- Goal
Return each line of the data below verbatim; pictures are to be left out.

- Material shown

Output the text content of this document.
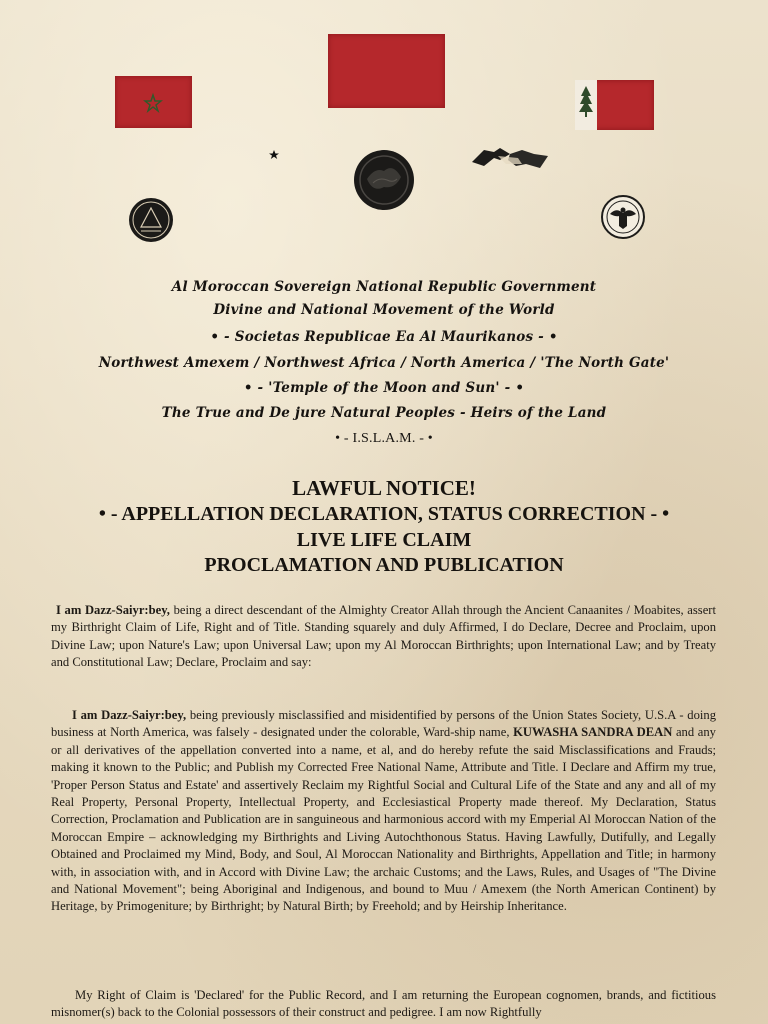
Al Moroccan Sovereign National Republic Government
Divine and National Movement of the World
• - Societas Republicae Ea Al Maurikanos - •
Northwest Amexem / Northwest Africa / North America / 'The North Gate'
• - 'Temple of the Moon and Sun' - •
The True and De jure Natural Peoples - Heirs of the Land
• - I.S.L.A.M. - •
LAWFUL NOTICE!
• - APPELLATION DECLARATION, STATUS CORRECTION - •
LIVE LIFE CLAIM
PROCLAMATION AND PUBLICATION
I am Dazz-Saiyr:bey, being a direct descendant of the Almighty Creator Allah through the Ancient Canaanites / Moabites, assert my Birthright Claim of Life, Right and of Title. Standing squarely and duly Affirmed, I do Declare, Decree and Proclaim, upon Divine Law; upon Nature's Law; upon Universal Law; upon my Al Moroccan Birthrights; upon International Law; and by Treaty and Constitutional Law; Declare, Proclaim and say:
I am Dazz-Saiyr:bey, being previously misclassified and misidentified by persons of the Union States Society, U.S.A - doing business at North America, was falsely - designated under the colorable, Ward-ship name, KUWASHA SANDRA DEAN and any or all derivatives of the appellation converted into a name, et al, and do hereby refute the said Misclassifications and Frauds; making it known to the Public; and Publish my Corrected Free National Name, Attribute and Title. I Declare and Affirm my true, 'Proper Person Status and Estate' and assertively Reclaim my Rightful Social and Cultural Life of the State and any and all of my Real Property, Personal Property, Intellectual Property, and Ecclesiastical Property made thereof. My Declaration, Status Correction, Proclamation and Publication are in sanguineous and harmonious accord with my Emperial Al Moroccan Nation of the Moroccan Empire – acknowledging my Birthrights and Living Autochthonous Status. Having Lawfully, Dutifully, and Legally Obtained and Proclaimed my Mind, Body, and Soul, Al Moroccan Nationality and Birthrights, Appellation and Title; in harmony with, in association with, and in Accord with Divine Law; the archaic Customs; and the Laws, Rules, and Usages of "The Divine and National Movement"; being Aboriginal and Indigenous, and bound to Muu / Amexem (the North American Continent) by Heritage, by Primogeniture; by Birthright; by Natural Birth; by Freehold; and by Heirship Inheritance.
My Right of Claim is 'Declared' for the Public Record, and I am returning the European cognomen, brands, and fictitious misnomer(s) back to the Colonial possessors of their construct and pedigree. I am now Rightfully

- Output of the exercise
Output the text content of this document.
Al Moroccan Sovereign National Republic Government
Divine and National Movement of the World
• - Societas Republicae Ea Al Maurikanos - •
Northwest Amexem / Northwest Africa / North America / 'The North Gate'
• - 'Temple of the Moon and Sun' - •
The True and De jure Natural Peoples - Heirs of the Land
• - I.S.L.A.M. - •
LAWFUL NOTICE!
• - APPELLATION DECLARATION, STATUS CORRECTION - •
LIVE LIFE CLAIM
PROCLAMATION AND PUBLICATION
I am Dazz-Saiyr:bey, being a direct descendant of the Almighty Creator Allah through the Ancient Canaanites / Moabites, assert my Birthright Claim of Life, Right and of Title. Standing squarely and duly Affirmed, I do Declare, Decree and Proclaim, upon Divine Law; upon Nature's Law; upon Universal Law; upon my Al Moroccan Birthrights; upon International Law; and by Treaty and Constitutional Law; Declare, Proclaim and say:
I am Dazz-Saiyr:bey, being previously misclassified and misidentified by persons of the Union States Society, U.S.A - doing business at North America, was falsely - designated under the colorable, Ward-ship name, KUWASHA SANDRA DEAN and any or all derivatives of the appellation converted into a name, et al, and do hereby refute the said Misclassifications and Frauds; making it known to the Public; and Publish my Corrected Free National Name, Attribute and Title. I Declare and Affirm my true, 'Proper Person Status and Estate' and assertively Reclaim my Rightful Social and Cultural Life of the State and any and all of my Real Property, Personal Property, Intellectual Property, and Ecclesiastical Property made thereof. My Declaration, Status Correction, Proclamation and Publication are in sanguineous and harmonious accord with my Emperial Al Moroccan Nation of the Moroccan Empire – acknowledging my Birthrights and Living Autochthonous Status. Having Lawfully, Dutifully, and Legally Obtained and Proclaimed my Mind, Body, and Soul, Al Moroccan Nationality and Birthrights, Appellation and Title; in harmony with, in association with, and in Accord with Divine Law; the archaic Customs; and the Laws, Rules, and Usages of "The Divine and National Movement"; being Aboriginal and Indigenous, and bound to Muu / Amexem (the North American Continent) by Heritage, by Primogeniture; by Birthright; by Natural Birth; by Freehold; and by Heirship Inheritance.
My Right of Claim is 'Declared' for the Public Record, and I am returning the European cognomen, brands, and fictitious misnomer(s) back to the Colonial possessors of their construct and pedigree. I am now Rightfully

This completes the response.